• [Exercise brief]: Reproduce every line of the items below verbatim, omitting the pictures.

(Element bounding box annotations)
-- Start --

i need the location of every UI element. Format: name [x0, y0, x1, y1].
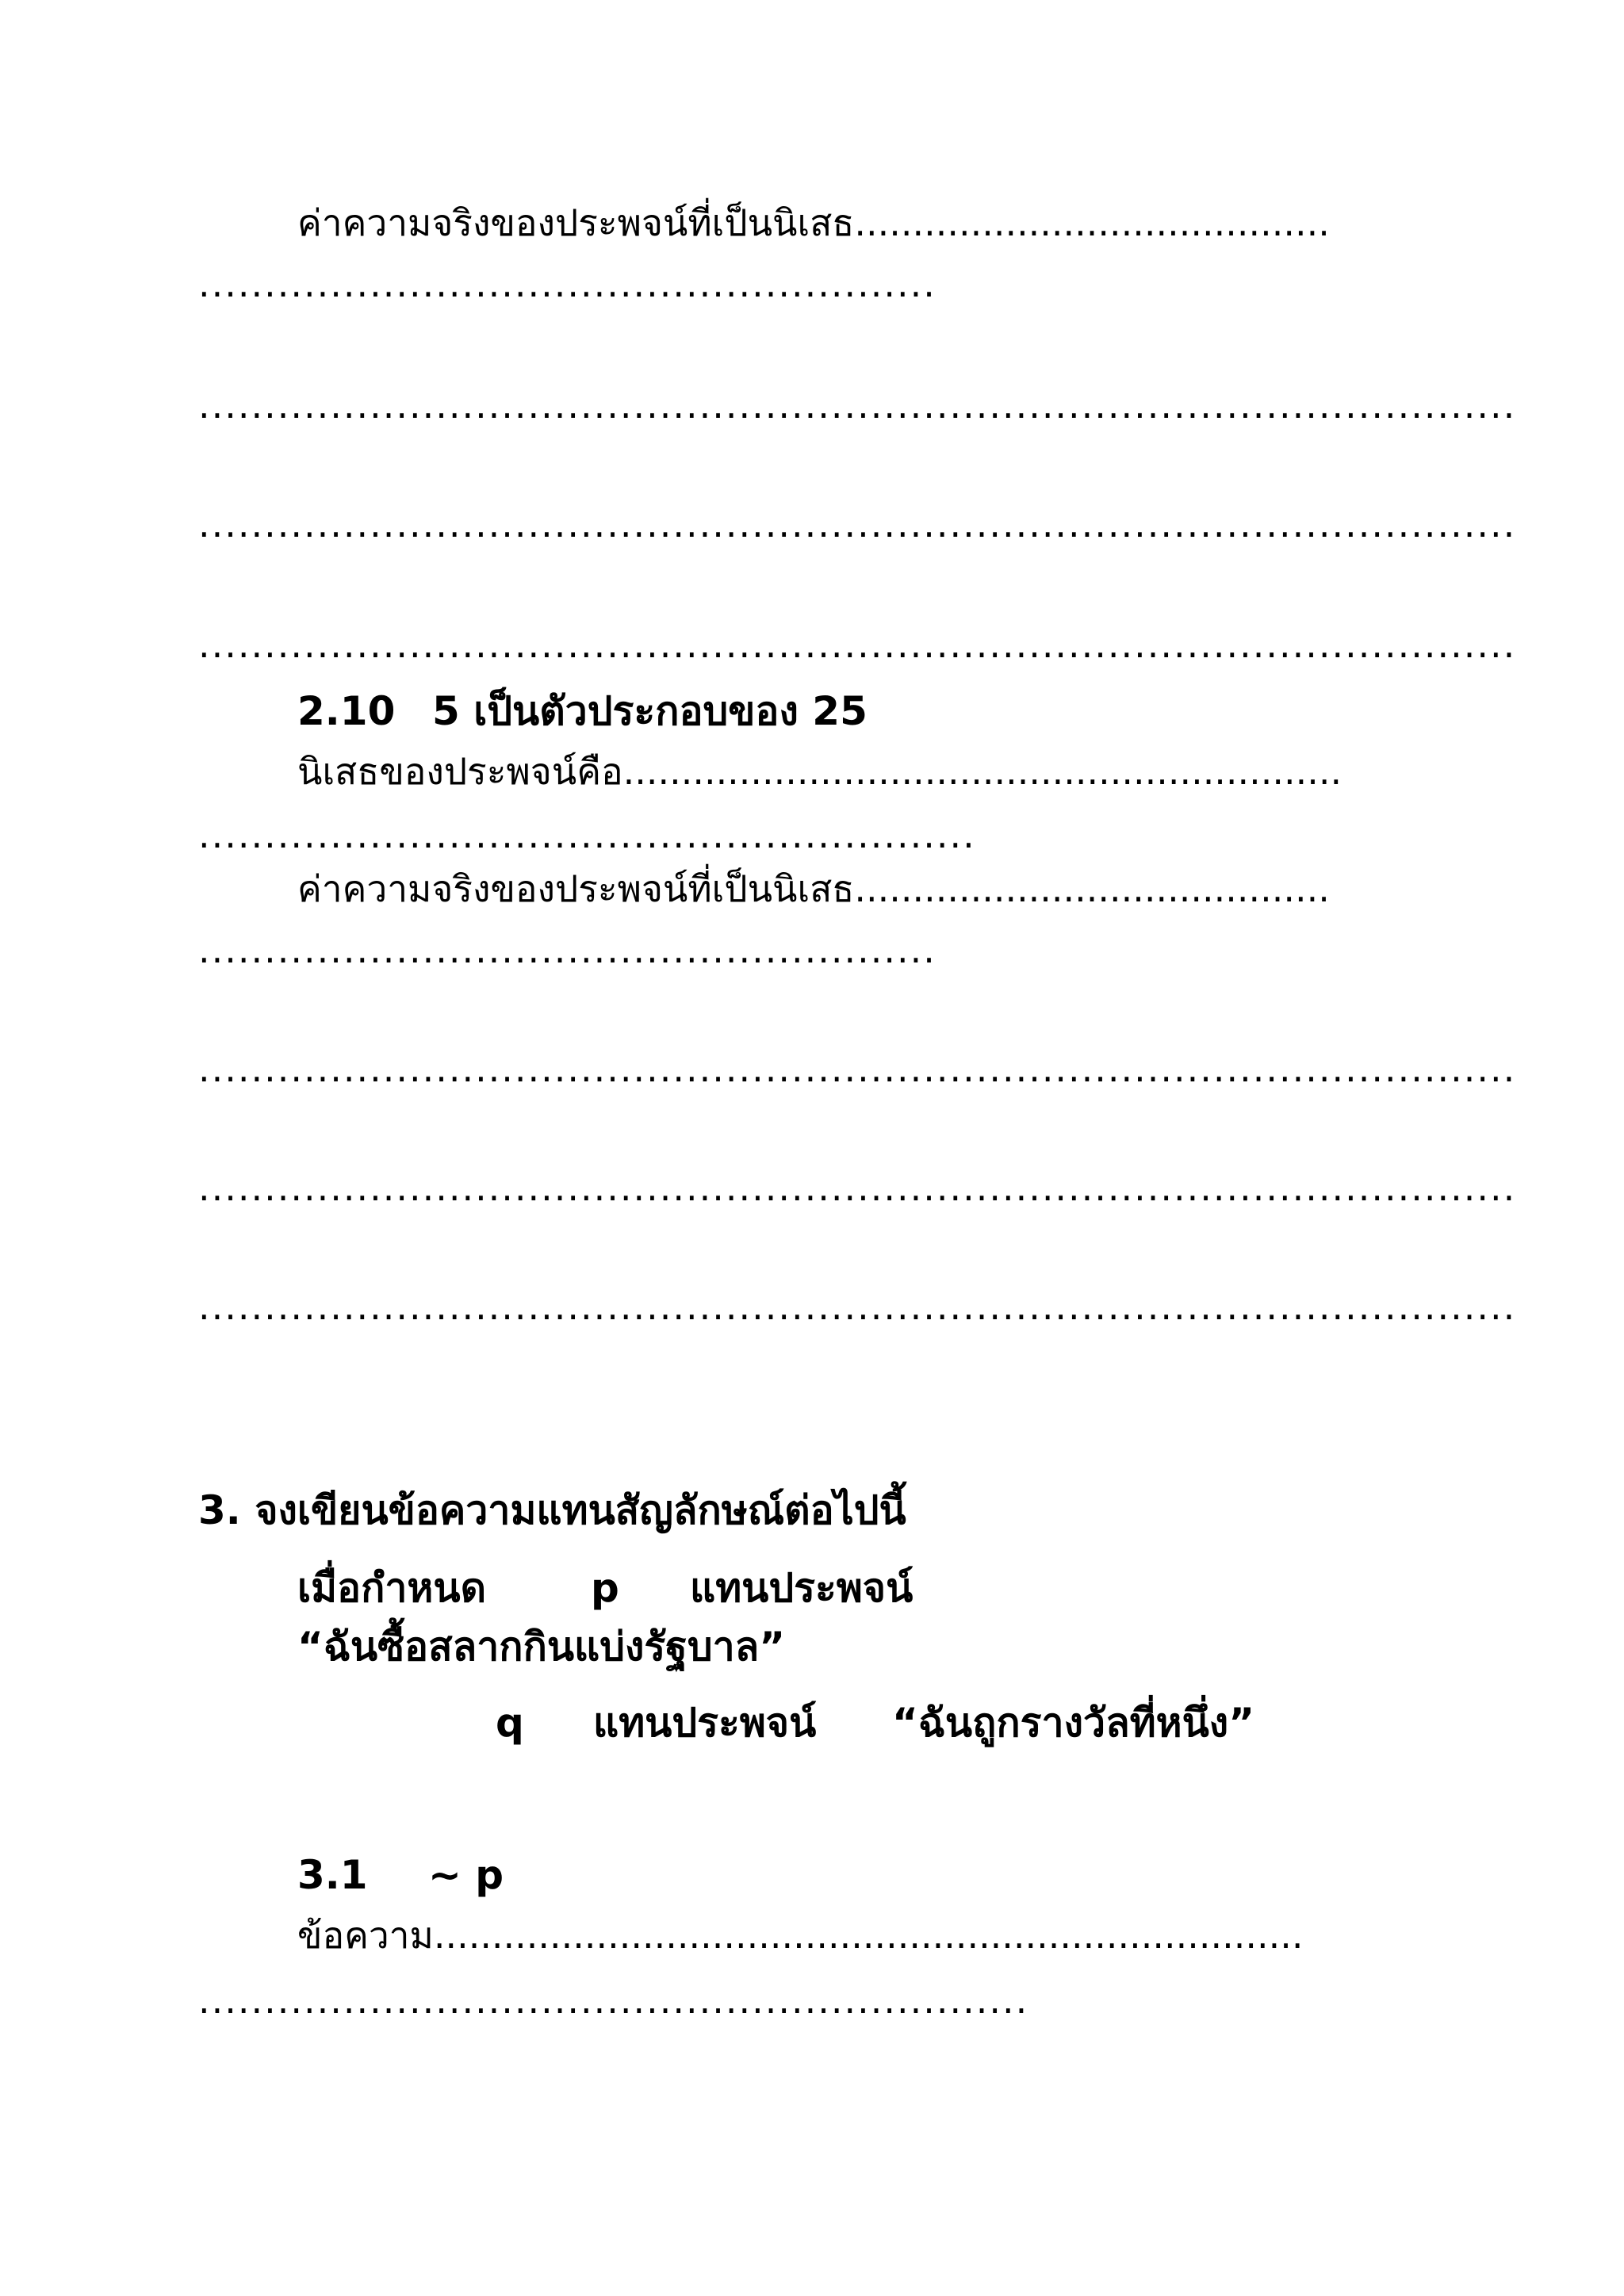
negation-prompt: นิเสธของประพจน์คือ.............................................................. — [297, 750, 1342, 793]
answer-line-1[interactable]: .................................................................................................... — [198, 1047, 1517, 1090]
answer-line-2[interactable]: .................................................................................................... — [198, 1166, 1517, 1209]
p-represents-label: แทนประพจน์ — [690, 1565, 914, 1611]
p-statement: “ฉันซื้อสลากกินแบ่งรัฐบาล” — [297, 1624, 786, 1670]
answer-line-3[interactable]: .................................................................................................... — [198, 623, 1517, 666]
symbolic-expression: ~ p — [428, 1852, 504, 1898]
item-statement: 5 เป็นตัวประกอบของ 25 — [432, 688, 868, 734]
variable-q: q — [496, 1700, 524, 1746]
answer-line-2[interactable]: .................................................................................................... — [198, 503, 1517, 545]
q-statement: “ฉันถูกรางวัลที่หนึ่ง” — [892, 1700, 1255, 1746]
item-number: 2.10 — [297, 688, 396, 734]
truth-value-continuation[interactable]: ........................................................ — [198, 928, 936, 971]
section-heading: 3. จงเขียนข้อความแทนสัญลักษณ์ต่อไปนี้ — [198, 1487, 906, 1533]
q-represents-label: แทนประพจน์ — [593, 1700, 817, 1746]
variable-p: p — [591, 1565, 619, 1611]
item-number: 3.1 — [297, 1852, 368, 1898]
answer-line-1[interactable]: .................................................................................................... — [198, 384, 1517, 427]
negation-continuation[interactable]: ........................................................... — [198, 813, 976, 856]
given-label: เมื่อกำหนด — [297, 1565, 487, 1611]
message-prompt: ข้อความ........................................................................... — [297, 1914, 1304, 1957]
message-continuation[interactable]: ............................................................... — [198, 1979, 1029, 2022]
truth-value-prompt: ค่าความจริงของประพจน์ที่เป็นนิเสธ......................................... — [297, 867, 1330, 910]
answer-line-3[interactable]: .................................................................................................... — [198, 1285, 1517, 1328]
truth-value-continuation[interactable]: ........................................................ — [198, 262, 936, 305]
truth-value-prompt: ค่าความจริงของประพจน์ที่เป็นนิเสธ......................................... — [297, 201, 1330, 244]
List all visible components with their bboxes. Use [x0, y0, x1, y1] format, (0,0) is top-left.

-- End --

• [Solution to this exercise]:
i need the location of every UI element. Format: name [x0, y0, x1, y1].
negation-prompt: นิเสธของประพจน์คือ.............................................................. — [297, 750, 1342, 793]
answer-line-1[interactable]: .................................................................................................... — [198, 1047, 1517, 1090]
answer-line-2[interactable]: .................................................................................................... — [198, 1166, 1517, 1209]
p-represents-label: แทนประพจน์ — [690, 1565, 914, 1611]
p-statement: “ฉันซื้อสลากกินแบ่งรัฐบาล” — [297, 1624, 786, 1670]
answer-line-3[interactable]: .................................................................................................... — [198, 623, 1517, 666]
symbolic-expression: ~ p — [428, 1852, 504, 1898]
item-statement: 5 เป็นตัวประกอบของ 25 — [432, 688, 868, 734]
variable-q: q — [496, 1700, 524, 1746]
answer-line-2[interactable]: .................................................................................................... — [198, 503, 1517, 545]
q-statement: “ฉันถูกรางวัลที่หนึ่ง” — [892, 1700, 1255, 1746]
item-number: 2.10 — [297, 688, 396, 734]
truth-value-continuation[interactable]: ........................................................ — [198, 928, 936, 971]
section-heading: 3. จงเขียนข้อความแทนสัญลักษณ์ต่อไปนี้ — [198, 1487, 906, 1533]
q-represents-label: แทนประพจน์ — [593, 1700, 817, 1746]
variable-p: p — [591, 1565, 619, 1611]
item-number: 3.1 — [297, 1852, 368, 1898]
answer-line-1[interactable]: .................................................................................................... — [198, 384, 1517, 427]
negation-continuation[interactable]: ........................................................... — [198, 813, 976, 856]
given-label: เมื่อกำหนด — [297, 1565, 487, 1611]
message-prompt: ข้อความ........................................................................... — [297, 1914, 1304, 1957]
message-continuation[interactable]: ............................................................... — [198, 1979, 1029, 2022]
truth-value-prompt: ค่าความจริงของประพจน์ที่เป็นนิเสธ......................................... — [297, 867, 1330, 910]
answer-line-3[interactable]: .................................................................................................... — [198, 1285, 1517, 1328]
truth-value-continuation[interactable]: ........................................................ — [198, 262, 936, 305]
truth-value-prompt: ค่าความจริงของประพจน์ที่เป็นนิเสธ......................................... — [297, 201, 1330, 244]
List all visible components with their bboxes. Use [x0, y0, x1, y1] format, (0,0) is top-left.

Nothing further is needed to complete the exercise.